[start of Data supplied]

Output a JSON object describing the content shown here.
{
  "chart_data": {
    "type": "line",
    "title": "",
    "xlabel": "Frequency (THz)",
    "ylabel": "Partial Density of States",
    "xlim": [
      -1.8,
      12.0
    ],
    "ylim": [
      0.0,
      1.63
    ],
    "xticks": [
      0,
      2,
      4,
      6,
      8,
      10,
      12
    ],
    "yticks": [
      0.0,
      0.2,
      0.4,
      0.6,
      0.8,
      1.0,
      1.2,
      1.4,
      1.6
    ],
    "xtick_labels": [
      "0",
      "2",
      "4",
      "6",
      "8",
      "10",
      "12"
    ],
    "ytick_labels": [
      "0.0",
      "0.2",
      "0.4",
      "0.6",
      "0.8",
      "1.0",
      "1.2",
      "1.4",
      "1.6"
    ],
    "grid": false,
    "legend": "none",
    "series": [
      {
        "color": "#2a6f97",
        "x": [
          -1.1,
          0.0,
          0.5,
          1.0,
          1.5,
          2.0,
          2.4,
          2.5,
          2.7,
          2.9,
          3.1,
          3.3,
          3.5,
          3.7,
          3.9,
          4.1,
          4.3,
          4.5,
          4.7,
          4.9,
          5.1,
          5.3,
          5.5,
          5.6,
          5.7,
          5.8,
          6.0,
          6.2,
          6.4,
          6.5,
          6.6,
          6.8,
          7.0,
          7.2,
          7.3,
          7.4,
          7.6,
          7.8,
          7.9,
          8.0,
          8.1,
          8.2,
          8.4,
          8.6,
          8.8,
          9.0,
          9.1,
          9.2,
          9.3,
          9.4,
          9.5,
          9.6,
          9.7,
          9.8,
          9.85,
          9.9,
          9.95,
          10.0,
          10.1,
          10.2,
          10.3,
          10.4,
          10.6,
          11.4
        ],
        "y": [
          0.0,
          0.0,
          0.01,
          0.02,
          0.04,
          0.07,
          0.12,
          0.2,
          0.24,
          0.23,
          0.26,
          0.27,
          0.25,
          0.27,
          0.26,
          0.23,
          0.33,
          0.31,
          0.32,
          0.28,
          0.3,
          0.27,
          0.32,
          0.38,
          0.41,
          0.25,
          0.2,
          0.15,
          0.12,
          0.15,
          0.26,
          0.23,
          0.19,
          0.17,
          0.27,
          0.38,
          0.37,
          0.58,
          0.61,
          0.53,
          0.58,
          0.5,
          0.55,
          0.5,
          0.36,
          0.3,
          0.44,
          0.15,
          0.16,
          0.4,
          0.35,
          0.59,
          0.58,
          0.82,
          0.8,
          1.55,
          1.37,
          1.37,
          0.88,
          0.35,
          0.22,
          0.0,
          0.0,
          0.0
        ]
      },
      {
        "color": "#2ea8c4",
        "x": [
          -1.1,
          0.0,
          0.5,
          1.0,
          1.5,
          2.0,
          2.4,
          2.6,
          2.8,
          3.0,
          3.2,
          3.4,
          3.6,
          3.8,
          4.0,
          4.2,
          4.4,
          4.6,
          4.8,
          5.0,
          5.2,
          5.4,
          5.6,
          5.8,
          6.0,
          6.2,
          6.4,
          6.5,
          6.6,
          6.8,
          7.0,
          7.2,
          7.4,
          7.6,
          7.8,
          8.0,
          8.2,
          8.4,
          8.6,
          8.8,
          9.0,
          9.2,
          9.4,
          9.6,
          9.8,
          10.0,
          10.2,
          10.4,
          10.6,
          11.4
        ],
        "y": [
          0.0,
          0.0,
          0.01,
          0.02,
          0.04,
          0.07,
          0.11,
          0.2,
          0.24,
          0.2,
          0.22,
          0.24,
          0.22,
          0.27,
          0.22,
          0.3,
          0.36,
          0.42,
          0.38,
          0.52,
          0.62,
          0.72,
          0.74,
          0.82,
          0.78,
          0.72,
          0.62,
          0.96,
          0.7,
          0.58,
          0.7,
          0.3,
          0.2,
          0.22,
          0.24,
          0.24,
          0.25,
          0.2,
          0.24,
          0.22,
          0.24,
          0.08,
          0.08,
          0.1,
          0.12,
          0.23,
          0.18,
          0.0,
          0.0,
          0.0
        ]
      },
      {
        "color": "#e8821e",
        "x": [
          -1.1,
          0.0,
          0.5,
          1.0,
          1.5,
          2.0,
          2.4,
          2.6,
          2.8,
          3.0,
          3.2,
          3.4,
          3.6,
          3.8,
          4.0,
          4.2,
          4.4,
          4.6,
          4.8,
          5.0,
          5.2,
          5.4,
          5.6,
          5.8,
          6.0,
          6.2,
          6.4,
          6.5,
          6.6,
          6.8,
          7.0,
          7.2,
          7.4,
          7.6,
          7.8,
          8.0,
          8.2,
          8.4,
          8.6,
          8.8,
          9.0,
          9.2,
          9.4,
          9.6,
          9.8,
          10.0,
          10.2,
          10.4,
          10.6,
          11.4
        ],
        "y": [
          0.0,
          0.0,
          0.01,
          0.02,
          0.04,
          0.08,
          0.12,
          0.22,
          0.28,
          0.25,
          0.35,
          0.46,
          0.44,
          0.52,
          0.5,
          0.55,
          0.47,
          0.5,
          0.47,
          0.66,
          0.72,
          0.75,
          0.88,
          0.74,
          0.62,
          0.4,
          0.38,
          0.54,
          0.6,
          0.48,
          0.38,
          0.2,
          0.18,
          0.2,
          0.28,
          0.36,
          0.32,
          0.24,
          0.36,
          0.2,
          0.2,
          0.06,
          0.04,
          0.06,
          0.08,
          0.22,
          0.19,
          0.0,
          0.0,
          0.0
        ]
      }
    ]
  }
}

[end of Data supplied]

Task details:
Give back each line above precisely as it stands.

Written solution:
Output a JSON object describing the content shown here.
{
  "chart_data": {
    "type": "line",
    "title": "",
    "xlabel": "Frequency (THz)",
    "ylabel": "Partial Density of States",
    "xlim": [
      -1.8,
      12.0
    ],
    "ylim": [
      0.0,
      1.63
    ],
    "xticks": [
      0,
      2,
      4,
      6,
      8,
      10,
      12
    ],
    "yticks": [
      0.0,
      0.2,
      0.4,
      0.6,
      0.8,
      1.0,
      1.2,
      1.4,
      1.6
    ],
    "xtick_labels": [
      "0",
      "2",
      "4",
      "6",
      "8",
      "10",
      "12"
    ],
    "ytick_labels": [
      "0.0",
      "0.2",
      "0.4",
      "0.6",
      "0.8",
      "1.0",
      "1.2",
      "1.4",
      "1.6"
    ],
    "grid": false,
    "legend": "none",
    "series": [
      {
        "color": "#2a6f97",
        "x": [
          -1.1,
          0.0,
          0.5,
          1.0,
          1.5,
          2.0,
          2.4,
          2.5,
          2.7,
          2.9,
          3.1,
          3.3,
          3.5,
          3.7,
          3.9,
          4.1,
          4.3,
          4.5,
          4.7,
          4.9,
          5.1,
          5.3,
          5.5,
          5.6,
          5.7,
          5.8,
          6.0,
          6.2,
          6.4,
          6.5,
          6.6,
          6.8,
          7.0,
          7.2,
          7.3,
          7.4,
          7.6,
          7.8,
          7.9,
          8.0,
          8.1,
          8.2,
          8.4,
          8.6,
          8.8,
          9.0,
          9.1,
          9.2,
          9.3,
          9.4,
          9.5,
          9.6,
          9.7,
          9.8,
          9.85,
          9.9,
          9.95,
          10.0,
          10.1,
          10.2,
          10.3,
          10.4,
          10.6,
          11.4
        ],
        "y": [
          0.0,
          0.0,
          0.01,
          0.02,
          0.04,
          0.07,
          0.12,
          0.2,
          0.24,
          0.23,
          0.26,
          0.27,
          0.25,
          0.27,
          0.26,
          0.23,
          0.33,
          0.31,
          0.32,
          0.28,
          0.3,
          0.27,
          0.32,
          0.38,
          0.41,
          0.25,
          0.2,
          0.15,
          0.12,
          0.15,
          0.26,
          0.23,
          0.19,
          0.17,
          0.27,
          0.38,
          0.37,
          0.58,
          0.61,
          0.53,
          0.58,
          0.5,
          0.55,
          0.5,
          0.36,
          0.3,
          0.44,
          0.15,
          0.16,
          0.4,
          0.35,
          0.59,
          0.58,
          0.82,
          0.8,
          1.55,
          1.37,
          1.37,
          0.88,
          0.35,
          0.22,
          0.0,
          0.0,
          0.0
        ]
      },
      {
        "color": "#2ea8c4",
        "x": [
          -1.1,
          0.0,
          0.5,
          1.0,
          1.5,
          2.0,
          2.4,
          2.6,
          2.8,
          3.0,
          3.2,
          3.4,
          3.6,
          3.8,
          4.0,
          4.2,
          4.4,
          4.6,
          4.8,
          5.0,
          5.2,
          5.4,
          5.6,
          5.8,
          6.0,
          6.2,
          6.4,
          6.5,
          6.6,
          6.8,
          7.0,
          7.2,
          7.4,
          7.6,
          7.8,
          8.0,
          8.2,
          8.4,
          8.6,
          8.8,
          9.0,
          9.2,
          9.4,
          9.6,
          9.8,
          10.0,
          10.2,
          10.4,
          10.6,
          11.4
        ],
        "y": [
          0.0,
          0.0,
          0.01,
          0.02,
          0.04,
          0.07,
          0.11,
          0.2,
          0.24,
          0.2,
          0.22,
          0.24,
          0.22,
          0.27,
          0.22,
          0.3,
          0.36,
          0.42,
          0.38,
          0.52,
          0.62,
          0.72,
          0.74,
          0.82,
          0.78,
          0.72,
          0.62,
          0.96,
          0.7,
          0.58,
          0.7,
          0.3,
          0.2,
          0.22,
          0.24,
          0.24,
          0.25,
          0.2,
          0.24,
          0.22,
          0.24,
          0.08,
          0.08,
          0.1,
          0.12,
          0.23,
          0.18,
          0.0,
          0.0,
          0.0
        ]
      },
      {
        "color": "#e8821e",
        "x": [
          -1.1,
          0.0,
          0.5,
          1.0,
          1.5,
          2.0,
          2.4,
          2.6,
          2.8,
          3.0,
          3.2,
          3.4,
          3.6,
          3.8,
          4.0,
          4.2,
          4.4,
          4.6,
          4.8,
          5.0,
          5.2,
          5.4,
          5.6,
          5.8,
          6.0,
          6.2,
          6.4,
          6.5,
          6.6,
          6.8,
          7.0,
          7.2,
          7.4,
          7.6,
          7.8,
          8.0,
          8.2,
          8.4,
          8.6,
          8.8,
          9.0,
          9.2,
          9.4,
          9.6,
          9.8,
          10.0,
          10.2,
          10.4,
          10.6,
          11.4
        ],
        "y": [
          0.0,
          0.0,
          0.01,
          0.02,
          0.04,
          0.08,
          0.12,
          0.22,
          0.28,
          0.25,
          0.35,
          0.46,
          0.44,
          0.52,
          0.5,
          0.55,
          0.47,
          0.5,
          0.47,
          0.66,
          0.72,
          0.75,
          0.88,
          0.74,
          0.62,
          0.4,
          0.38,
          0.54,
          0.6,
          0.48,
          0.38,
          0.2,
          0.18,
          0.2,
          0.28,
          0.36,
          0.32,
          0.24,
          0.36,
          0.2,
          0.2,
          0.06,
          0.04,
          0.06,
          0.08,
          0.22,
          0.19,
          0.0,
          0.0,
          0.0
        ]
      }
    ]
  }
}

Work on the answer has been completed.